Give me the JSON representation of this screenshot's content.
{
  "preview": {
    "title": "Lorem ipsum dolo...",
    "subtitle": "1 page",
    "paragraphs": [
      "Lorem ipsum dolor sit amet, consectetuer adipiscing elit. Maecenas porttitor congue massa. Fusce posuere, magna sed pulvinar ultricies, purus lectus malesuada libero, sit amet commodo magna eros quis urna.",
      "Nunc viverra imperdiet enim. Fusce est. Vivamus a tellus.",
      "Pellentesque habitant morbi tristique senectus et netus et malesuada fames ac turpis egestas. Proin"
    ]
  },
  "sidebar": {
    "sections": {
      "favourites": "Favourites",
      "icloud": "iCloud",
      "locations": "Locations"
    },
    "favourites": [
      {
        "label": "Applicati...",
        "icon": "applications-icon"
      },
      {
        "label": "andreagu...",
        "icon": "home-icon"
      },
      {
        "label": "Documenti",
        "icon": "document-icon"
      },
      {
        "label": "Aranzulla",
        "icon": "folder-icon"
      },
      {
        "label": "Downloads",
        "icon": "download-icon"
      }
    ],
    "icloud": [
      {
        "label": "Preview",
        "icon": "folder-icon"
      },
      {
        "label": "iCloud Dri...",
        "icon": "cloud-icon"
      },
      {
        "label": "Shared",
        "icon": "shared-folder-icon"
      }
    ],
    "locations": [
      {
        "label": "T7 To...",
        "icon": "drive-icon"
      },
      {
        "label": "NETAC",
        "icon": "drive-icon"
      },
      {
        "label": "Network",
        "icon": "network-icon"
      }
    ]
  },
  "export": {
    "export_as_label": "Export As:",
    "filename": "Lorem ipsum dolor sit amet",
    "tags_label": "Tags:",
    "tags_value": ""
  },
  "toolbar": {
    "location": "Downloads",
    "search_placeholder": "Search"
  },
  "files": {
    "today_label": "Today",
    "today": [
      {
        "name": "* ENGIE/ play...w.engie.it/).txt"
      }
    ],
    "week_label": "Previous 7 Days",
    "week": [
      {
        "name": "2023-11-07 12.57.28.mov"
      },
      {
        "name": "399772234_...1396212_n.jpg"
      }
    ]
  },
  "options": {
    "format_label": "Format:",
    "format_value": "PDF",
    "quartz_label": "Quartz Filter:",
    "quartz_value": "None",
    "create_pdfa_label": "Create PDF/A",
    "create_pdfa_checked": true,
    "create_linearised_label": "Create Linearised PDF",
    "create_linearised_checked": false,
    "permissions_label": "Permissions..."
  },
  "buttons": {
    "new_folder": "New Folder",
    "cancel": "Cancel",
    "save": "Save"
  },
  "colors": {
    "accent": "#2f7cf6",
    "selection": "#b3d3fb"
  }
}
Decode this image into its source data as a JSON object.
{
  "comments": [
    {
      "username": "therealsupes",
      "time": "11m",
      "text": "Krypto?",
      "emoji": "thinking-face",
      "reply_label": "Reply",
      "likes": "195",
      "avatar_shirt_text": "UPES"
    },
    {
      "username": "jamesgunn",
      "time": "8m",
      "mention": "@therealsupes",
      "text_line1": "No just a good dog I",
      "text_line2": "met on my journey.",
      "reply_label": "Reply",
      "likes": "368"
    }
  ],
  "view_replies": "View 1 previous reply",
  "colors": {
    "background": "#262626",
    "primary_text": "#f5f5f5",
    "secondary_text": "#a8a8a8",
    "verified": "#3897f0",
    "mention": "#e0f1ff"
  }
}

Problem to work on >> Every line above needs to be retyped exactly.

Solution to this task >>
Give me the JSON representation of this screenshot's content.
{
  "preview": {
    "title": "Lorem ipsum dolo...",
    "subtitle": "1 page",
    "paragraphs": [
      "Lorem ipsum dolor sit amet, consectetuer adipiscing elit. Maecenas porttitor congue massa. Fusce posuere, magna sed pulvinar ultricies, purus lectus malesuada libero, sit amet commodo magna eros quis urna.",
      "Nunc viverra imperdiet enim. Fusce est. Vivamus a tellus.",
      "Pellentesque habitant morbi tristique senectus et netus et malesuada fames ac turpis egestas. Proin"
    ]
  },
  "sidebar": {
    "sections": {
      "favourites": "Favourites",
      "icloud": "iCloud",
      "locations": "Locations"
    },
    "favourites": [
      {
        "label": "Applicati...",
        "icon": "applications-icon"
      },
      {
        "label": "andreagu...",
        "icon": "home-icon"
      },
      {
        "label": "Documenti",
        "icon": "document-icon"
      },
      {
        "label": "Aranzulla",
        "icon": "folder-icon"
      },
      {
        "label": "Downloads",
        "icon": "download-icon"
      }
    ],
    "icloud": [
      {
        "label": "Preview",
        "icon": "folder-icon"
      },
      {
        "label": "iCloud Dri...",
        "icon": "cloud-icon"
      },
      {
        "label": "Shared",
        "icon": "shared-folder-icon"
      }
    ],
    "locations": [
      {
        "label": "T7 To...",
        "icon": "drive-icon"
      },
      {
        "label": "NETAC",
        "icon": "drive-icon"
      },
      {
        "label": "Network",
        "icon": "network-icon"
      }
    ]
  },
  "export": {
    "export_as_label": "Export As:",
    "filename": "Lorem ipsum dolor sit amet",
    "tags_label": "Tags:",
    "tags_value": ""
  },
  "toolbar": {
    "location": "Downloads",
    "search_placeholder": "Search"
  },
  "files": {
    "today_label": "Today",
    "today": [
      {
        "name": "* ENGIE/ play...w.engie.it/).txt"
      }
    ],
    "week_label": "Previous 7 Days",
    "week": [
      {
        "name": "2023-11-07 12.57.28.mov"
      },
      {
        "name": "399772234_...1396212_n.jpg"
      }
    ]
  },
  "options": {
    "format_label": "Format:",
    "format_value": "PDF",
    "quartz_label": "Quartz Filter:",
    "quartz_value": "None",
    "create_pdfa_label": "Create PDF/A",
    "create_pdfa_checked": true,
    "create_linearised_label": "Create Linearised PDF",
    "create_linearised_checked": false,
    "permissions_label": "Permissions..."
  },
  "buttons": {
    "new_folder": "New Folder",
    "cancel": "Cancel",
    "save": "Save"
  },
  "colors": {
    "accent": "#2f7cf6",
    "selection": "#b3d3fb"
  }
}
Decode this image into its source data as a JSON object.
{
  "comments": [
    {
      "username": "therealsupes",
      "time": "11m",
      "text": "Krypto?",
      "emoji": "thinking-face",
      "reply_label": "Reply",
      "likes": "195",
      "avatar_shirt_text": "UPES"
    },
    {
      "username": "jamesgunn",
      "time": "8m",
      "mention": "@therealsupes",
      "text_line1": "No just a good dog I",
      "text_line2": "met on my journey.",
      "reply_label": "Reply",
      "likes": "368"
    }
  ],
  "view_replies": "View 1 previous reply",
  "colors": {
    "background": "#262626",
    "primary_text": "#f5f5f5",
    "secondary_text": "#a8a8a8",
    "verified": "#3897f0",
    "mention": "#e0f1ff"
  }
}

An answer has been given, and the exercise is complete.